═════ AUSGEWÄHLTER TEXTAUSZUG
Konkreter geht es darum, hier zu überlegen und zugleich vorzuschlagen, wie sich unter dem Stichwort „Digital Liberal Arts“ in heutigen Studienangeboten systematisch disziplinübergreifende und disziplinspezifische Lernangebote zur Digitalen Transformation als Beitrag zur vielfach eingeforderten akademischen, digitalen Bildung für Studierende aller Fachbereiche etablieren lassen (siehe Abb. 1).
══════════
═════ DATENTEIL
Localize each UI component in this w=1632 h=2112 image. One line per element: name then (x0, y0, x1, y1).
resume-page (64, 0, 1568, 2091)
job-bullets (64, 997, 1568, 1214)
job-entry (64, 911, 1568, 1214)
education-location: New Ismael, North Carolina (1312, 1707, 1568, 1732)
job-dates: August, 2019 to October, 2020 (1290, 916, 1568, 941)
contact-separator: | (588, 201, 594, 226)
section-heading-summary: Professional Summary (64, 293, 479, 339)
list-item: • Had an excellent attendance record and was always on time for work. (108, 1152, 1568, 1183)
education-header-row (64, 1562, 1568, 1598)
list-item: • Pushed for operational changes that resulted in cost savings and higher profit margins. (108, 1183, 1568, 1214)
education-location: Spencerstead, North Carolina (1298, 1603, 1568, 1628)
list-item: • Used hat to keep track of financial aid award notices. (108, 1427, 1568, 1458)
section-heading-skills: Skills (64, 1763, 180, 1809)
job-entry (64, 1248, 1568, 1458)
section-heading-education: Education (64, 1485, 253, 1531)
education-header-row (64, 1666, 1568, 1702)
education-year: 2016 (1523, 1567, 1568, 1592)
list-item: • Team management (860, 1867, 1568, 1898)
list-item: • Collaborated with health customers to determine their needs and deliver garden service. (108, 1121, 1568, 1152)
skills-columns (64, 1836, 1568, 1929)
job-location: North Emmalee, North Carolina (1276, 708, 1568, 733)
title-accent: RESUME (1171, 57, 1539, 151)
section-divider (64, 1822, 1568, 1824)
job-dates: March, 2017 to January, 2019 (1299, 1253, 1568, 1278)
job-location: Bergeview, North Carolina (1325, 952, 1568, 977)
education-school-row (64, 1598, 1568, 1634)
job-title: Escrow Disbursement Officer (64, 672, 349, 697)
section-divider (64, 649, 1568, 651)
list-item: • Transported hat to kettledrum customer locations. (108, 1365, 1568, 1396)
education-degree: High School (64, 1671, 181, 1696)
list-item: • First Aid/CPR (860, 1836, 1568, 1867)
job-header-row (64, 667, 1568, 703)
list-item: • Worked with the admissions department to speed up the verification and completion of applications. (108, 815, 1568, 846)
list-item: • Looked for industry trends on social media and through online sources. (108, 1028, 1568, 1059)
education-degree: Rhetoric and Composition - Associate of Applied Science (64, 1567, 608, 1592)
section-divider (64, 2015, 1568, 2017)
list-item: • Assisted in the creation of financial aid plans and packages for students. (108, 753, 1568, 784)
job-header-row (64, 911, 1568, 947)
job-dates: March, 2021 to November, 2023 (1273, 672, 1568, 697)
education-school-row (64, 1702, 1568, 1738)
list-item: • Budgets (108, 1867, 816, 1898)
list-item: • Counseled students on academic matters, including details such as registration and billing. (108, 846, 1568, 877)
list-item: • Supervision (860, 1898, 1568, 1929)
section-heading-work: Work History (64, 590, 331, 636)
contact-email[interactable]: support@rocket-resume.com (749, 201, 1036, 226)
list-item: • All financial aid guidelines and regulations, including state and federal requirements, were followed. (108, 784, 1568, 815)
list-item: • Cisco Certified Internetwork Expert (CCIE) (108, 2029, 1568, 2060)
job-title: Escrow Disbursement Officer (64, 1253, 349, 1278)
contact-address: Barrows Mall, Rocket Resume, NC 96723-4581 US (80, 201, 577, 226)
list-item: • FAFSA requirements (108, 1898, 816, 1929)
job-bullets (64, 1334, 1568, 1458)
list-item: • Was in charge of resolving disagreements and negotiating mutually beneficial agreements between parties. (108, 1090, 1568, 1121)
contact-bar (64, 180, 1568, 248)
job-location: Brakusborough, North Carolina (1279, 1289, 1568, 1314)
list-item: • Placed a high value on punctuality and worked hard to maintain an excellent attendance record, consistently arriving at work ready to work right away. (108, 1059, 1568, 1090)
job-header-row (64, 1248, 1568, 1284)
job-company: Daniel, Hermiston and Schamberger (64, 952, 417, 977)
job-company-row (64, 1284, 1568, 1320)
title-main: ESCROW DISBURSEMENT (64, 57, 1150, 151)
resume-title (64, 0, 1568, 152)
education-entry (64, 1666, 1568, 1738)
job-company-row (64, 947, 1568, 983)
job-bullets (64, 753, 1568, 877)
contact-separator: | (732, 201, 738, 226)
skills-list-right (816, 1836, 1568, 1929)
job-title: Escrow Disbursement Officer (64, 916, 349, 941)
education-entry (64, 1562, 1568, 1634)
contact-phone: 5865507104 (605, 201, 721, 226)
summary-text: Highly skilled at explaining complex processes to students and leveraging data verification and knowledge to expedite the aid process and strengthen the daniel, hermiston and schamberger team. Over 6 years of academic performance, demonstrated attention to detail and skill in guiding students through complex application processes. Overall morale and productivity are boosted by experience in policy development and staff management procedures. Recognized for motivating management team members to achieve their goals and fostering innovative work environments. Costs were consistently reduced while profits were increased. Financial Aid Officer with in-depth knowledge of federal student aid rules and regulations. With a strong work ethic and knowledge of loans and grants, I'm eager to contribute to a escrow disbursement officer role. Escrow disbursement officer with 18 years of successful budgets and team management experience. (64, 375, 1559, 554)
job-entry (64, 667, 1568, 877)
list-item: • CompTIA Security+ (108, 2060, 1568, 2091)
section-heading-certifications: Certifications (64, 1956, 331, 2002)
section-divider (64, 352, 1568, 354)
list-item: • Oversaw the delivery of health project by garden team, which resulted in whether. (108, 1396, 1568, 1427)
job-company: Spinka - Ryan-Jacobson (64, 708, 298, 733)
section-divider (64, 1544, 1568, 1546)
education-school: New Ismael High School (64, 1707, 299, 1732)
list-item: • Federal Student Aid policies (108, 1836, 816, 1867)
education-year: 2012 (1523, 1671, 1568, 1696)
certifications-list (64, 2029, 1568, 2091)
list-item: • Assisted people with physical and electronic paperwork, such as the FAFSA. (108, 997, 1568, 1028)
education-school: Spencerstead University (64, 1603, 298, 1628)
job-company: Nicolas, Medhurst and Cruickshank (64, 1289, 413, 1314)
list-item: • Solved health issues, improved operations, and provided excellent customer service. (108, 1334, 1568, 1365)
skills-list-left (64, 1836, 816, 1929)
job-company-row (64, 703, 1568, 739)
══════════
_PFLICHTAUFGABE A_: Schreiben Sie den Textauszug von „Konkreter geht es“ bis „(siehe Abb. 1).“ wortgetreu ab.
_PFLICHTAUFGABE B_: Führen Sie den Textauszug über Digital Liberal Arts an der Stelle weiter, an der er endet.
Die Einträge werden zur Bearbeitung nicht gebraucht.

_SCHRIFTLICHE ANTWORT A_:
Konkreter geht es darum, hier zu überlegen und zugleich vorzuschlagen, wie sich unter dem Stichwort „Digital Liberal Arts“ in heutigen Studienangeboten systematisch disziplinübergreifende und disziplinspezifische Lernangebote zur Digitalen Transformation als Beitrag zur vielfach eingeforderten akademischen, digitalen Bildung für Studierende aller Fachbereiche etablieren lassen (siehe Abb. 1).

_SCHRIFTLICHE ANTWORT B_:
Nachfolgend werden hierzu zwei aufeinander aufbauende bzw. sich ergänzende Perspektiven vorgestellt, deren inhaltliche Argumentation sich aus der Perspektive der Informatik und Wirtschaftsinformatik sowie aus einer medienpädagogischen Perspektive ableiten lassen. Diese Überlegungen sind durchweg sicher nicht neu – auch angesichts des mittlerweile Jahrzehnte währenden Diskurses zwischen Medienbildung und informatischer Bildung in der Schule (Tulodziecki 2016). So vergleicht Herzig die Debatte mit einem „stückweit verminten“ und nicht zufriedenstellend vermessenen Gebiet (Herzig 2016, S.60), wenngleich es mittlerweile zunehmend zahlreiche konstruktive Beiträge (z.B. Rummler et al. 2016, Brinda et al. 2016) wie auch gemeinsame Initiativentwicklungen zur informatischen Bildung und Medienbildung aus der „Dagstuhl-Initiative“ [4] und „Keine Bildung ohne Medien!“-Initiative [5] heraus und aktuelle bildungspolitische Entwicklungen zu verzeichnen gibt, wie zuletzt das Strategiepapier „Bildung in der digitalen Welt“ der KMK (2016). Im Mittelpunkt dieses Beitrags steht allerdings die akademisch-universitäre Bildung.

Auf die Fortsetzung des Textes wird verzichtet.